> **WORK REQUIRED**: All of the material should be reproduced exactly, with pictures left out.

* Begin DATA FOR PROCESSING *

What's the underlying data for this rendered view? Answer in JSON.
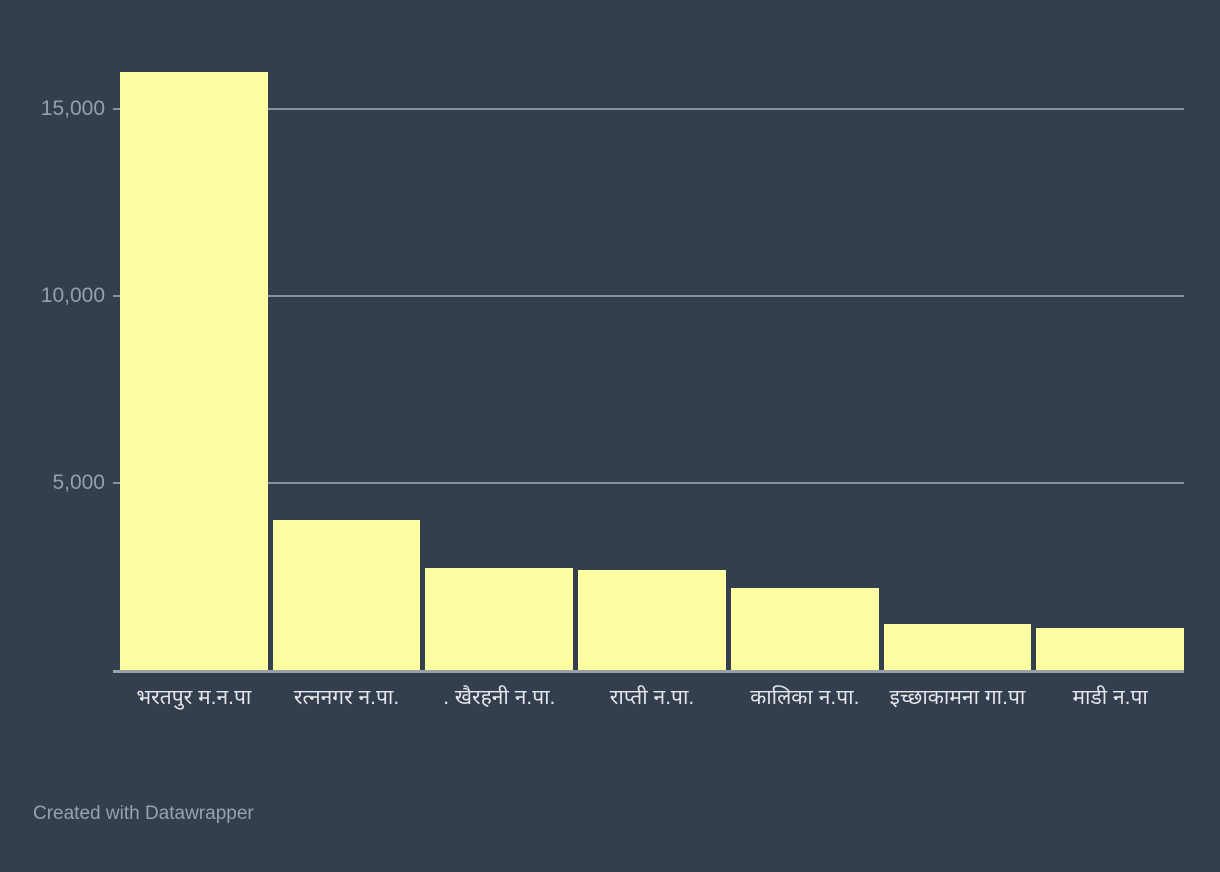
{
  "chart": {
    "footer": "Created with Datawrapper",
    "colors": {
      "background": "#333e4e",
      "bar": "#fdfda2",
      "gridline": "#8b9099",
      "baseline": "#9aa0a6",
      "y_label": "#989fa9",
      "x_label": "#e3e6ea",
      "footer_text": "#99a1ab"
    }
  },
  "chart_data": {
    "type": "bar",
    "title": "",
    "xlabel": "",
    "ylabel": "",
    "categories": [
      "भरतपुर म.न.पा",
      "रत्ननगर न.पा.",
      ". खैरहनी न.पा.",
      "राप्ती न.पा.",
      "कालिका न.पा.",
      "इच्छाकामना गा.पा",
      "माडी न.पा"
    ],
    "values": [
      16000,
      4000,
      2730,
      2670,
      2190,
      1230,
      1120
    ],
    "ylim": [
      0,
      16050
    ],
    "yticks": [
      {
        "value": 15000,
        "label": "15,000"
      },
      {
        "value": 10000,
        "label": "10,000"
      },
      {
        "value": 5000,
        "label": "5,000"
      }
    ],
    "grid": true,
    "legend": false,
    "bar_color": "#fdfda2"
  }
}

* End DATA FOR PROCESSING *

> **FINAL RESULT**:
What's the underlying data for this rendered view? Answer in JSON.
{
  "chart": {
    "footer": "Created with Datawrapper",
    "colors": {
      "background": "#333e4e",
      "bar": "#fdfda2",
      "gridline": "#8b9099",
      "baseline": "#9aa0a6",
      "y_label": "#989fa9",
      "x_label": "#e3e6ea",
      "footer_text": "#99a1ab"
    }
  },
  "chart_data": {
    "type": "bar",
    "title": "",
    "xlabel": "",
    "ylabel": "",
    "categories": [
      "भरतपुर म.न.पा",
      "रत्ननगर न.पा.",
      ". खैरहनी न.पा.",
      "राप्ती न.पा.",
      "कालिका न.पा.",
      "इच्छाकामना गा.पा",
      "माडी न.पा"
    ],
    "values": [
      16000,
      4000,
      2730,
      2670,
      2190,
      1230,
      1120
    ],
    "ylim": [
      0,
      16050
    ],
    "yticks": [
      {
        "value": 15000,
        "label": "15,000"
      },
      {
        "value": 10000,
        "label": "10,000"
      },
      {
        "value": 5000,
        "label": "5,000"
      }
    ],
    "grid": true,
    "legend": false,
    "bar_color": "#fdfda2"
  }
}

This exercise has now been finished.